EXERCISE: Only the pictures are omitted; repeat all other data exactly.

EXTRACTED DATA:
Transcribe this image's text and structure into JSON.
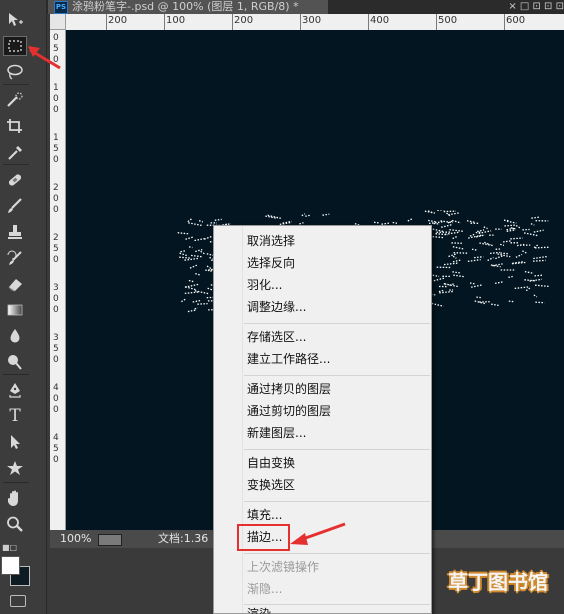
{
  "tab": {
    "title": "涂鸦粉笔字-.psd @ 100% (图层 1, RGB/8) *",
    "app_icon": "PS",
    "window_controls": "× □ ⊡ ⊡ ⊡"
  },
  "ruler_top": {
    "labels": [
      "200",
      "100",
      "200",
      "300",
      "400",
      "500",
      "600"
    ]
  },
  "ruler_left": {
    "labels": [
      "0",
      "5",
      "0",
      "1",
      "0",
      "0",
      "1",
      "5",
      "0",
      "2",
      "0",
      "0",
      "2",
      "5",
      "0",
      "3",
      "0",
      "0",
      "3",
      "5",
      "0",
      "4",
      "0",
      "0",
      "4",
      "5",
      "0"
    ]
  },
  "status": {
    "zoom": "100%",
    "doc_info": "文档:1.36"
  },
  "context_menu": {
    "items": [
      {
        "label": "取消选择",
        "enabled": true
      },
      {
        "label": "选择反向",
        "enabled": true
      },
      {
        "label": "羽化...",
        "enabled": true
      },
      {
        "label": "调整边缘...",
        "enabled": true
      },
      {
        "label": "存储选区...",
        "enabled": true
      },
      {
        "label": "建立工作路径...",
        "enabled": true
      },
      {
        "label": "通过拷贝的图层",
        "enabled": true
      },
      {
        "label": "通过剪切的图层",
        "enabled": true
      },
      {
        "label": "新建图层...",
        "enabled": true
      },
      {
        "label": "自由变换",
        "enabled": true
      },
      {
        "label": "变换选区",
        "enabled": true
      },
      {
        "label": "填充...",
        "enabled": true
      },
      {
        "label": "描边...",
        "enabled": true
      },
      {
        "label": "上次滤镜操作",
        "enabled": false
      },
      {
        "label": "渐隐...",
        "enabled": false
      },
      {
        "label": "渲染",
        "enabled": true
      }
    ]
  },
  "tools": [
    "move-tool-icon",
    "marquee-tool-icon",
    "lasso-tool-icon",
    "quick-selection-tool-icon",
    "crop-tool-icon",
    "eyedropper-tool-icon",
    "healing-brush-tool-icon",
    "brush-tool-icon",
    "clone-stamp-tool-icon",
    "history-brush-tool-icon",
    "eraser-tool-icon",
    "gradient-tool-icon",
    "blur-tool-icon",
    "dodge-tool-icon",
    "pen-tool-icon",
    "type-tool-icon",
    "path-selection-tool-icon",
    "shape-tool-icon",
    "hand-tool-icon",
    "zoom-tool-icon"
  ],
  "colors": {
    "canvas_bg": "#021520",
    "annotation_red": "#e53030",
    "foreground": "#ffffff",
    "background": "#0d1b22"
  },
  "watermark": {
    "text": "草丁图书馆"
  }
}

TASK OUTPUT:
Transcribe this image's text and structure into JSON.
{
  "tab": {
    "title": "涂鸦粉笔字-.psd @ 100% (图层 1, RGB/8) *",
    "app_icon": "PS",
    "window_controls": "× □ ⊡ ⊡ ⊡"
  },
  "ruler_top": {
    "labels": [
      "200",
      "100",
      "200",
      "300",
      "400",
      "500",
      "600"
    ]
  },
  "ruler_left": {
    "labels": [
      "0",
      "5",
      "0",
      "1",
      "0",
      "0",
      "1",
      "5",
      "0",
      "2",
      "0",
      "0",
      "2",
      "5",
      "0",
      "3",
      "0",
      "0",
      "3",
      "5",
      "0",
      "4",
      "0",
      "0",
      "4",
      "5",
      "0"
    ]
  },
  "status": {
    "zoom": "100%",
    "doc_info": "文档:1.36"
  },
  "context_menu": {
    "items": [
      {
        "label": "取消选择",
        "enabled": true
      },
      {
        "label": "选择反向",
        "enabled": true
      },
      {
        "label": "羽化...",
        "enabled": true
      },
      {
        "label": "调整边缘...",
        "enabled": true
      },
      {
        "label": "存储选区...",
        "enabled": true
      },
      {
        "label": "建立工作路径...",
        "enabled": true
      },
      {
        "label": "通过拷贝的图层",
        "enabled": true
      },
      {
        "label": "通过剪切的图层",
        "enabled": true
      },
      {
        "label": "新建图层...",
        "enabled": true
      },
      {
        "label": "自由变换",
        "enabled": true
      },
      {
        "label": "变换选区",
        "enabled": true
      },
      {
        "label": "填充...",
        "enabled": true
      },
      {
        "label": "描边...",
        "enabled": true
      },
      {
        "label": "上次滤镜操作",
        "enabled": false
      },
      {
        "label": "渐隐...",
        "enabled": false
      },
      {
        "label": "渲染",
        "enabled": true
      }
    ]
  },
  "tools": [
    "move-tool-icon",
    "marquee-tool-icon",
    "lasso-tool-icon",
    "quick-selection-tool-icon",
    "crop-tool-icon",
    "eyedropper-tool-icon",
    "healing-brush-tool-icon",
    "brush-tool-icon",
    "clone-stamp-tool-icon",
    "history-brush-tool-icon",
    "eraser-tool-icon",
    "gradient-tool-icon",
    "blur-tool-icon",
    "dodge-tool-icon",
    "pen-tool-icon",
    "type-tool-icon",
    "path-selection-tool-icon",
    "shape-tool-icon",
    "hand-tool-icon",
    "zoom-tool-icon"
  ],
  "colors": {
    "canvas_bg": "#021520",
    "annotation_red": "#e53030",
    "foreground": "#ffffff",
    "background": "#0d1b22"
  },
  "watermark": {
    "text": "草丁图书馆"
  }
}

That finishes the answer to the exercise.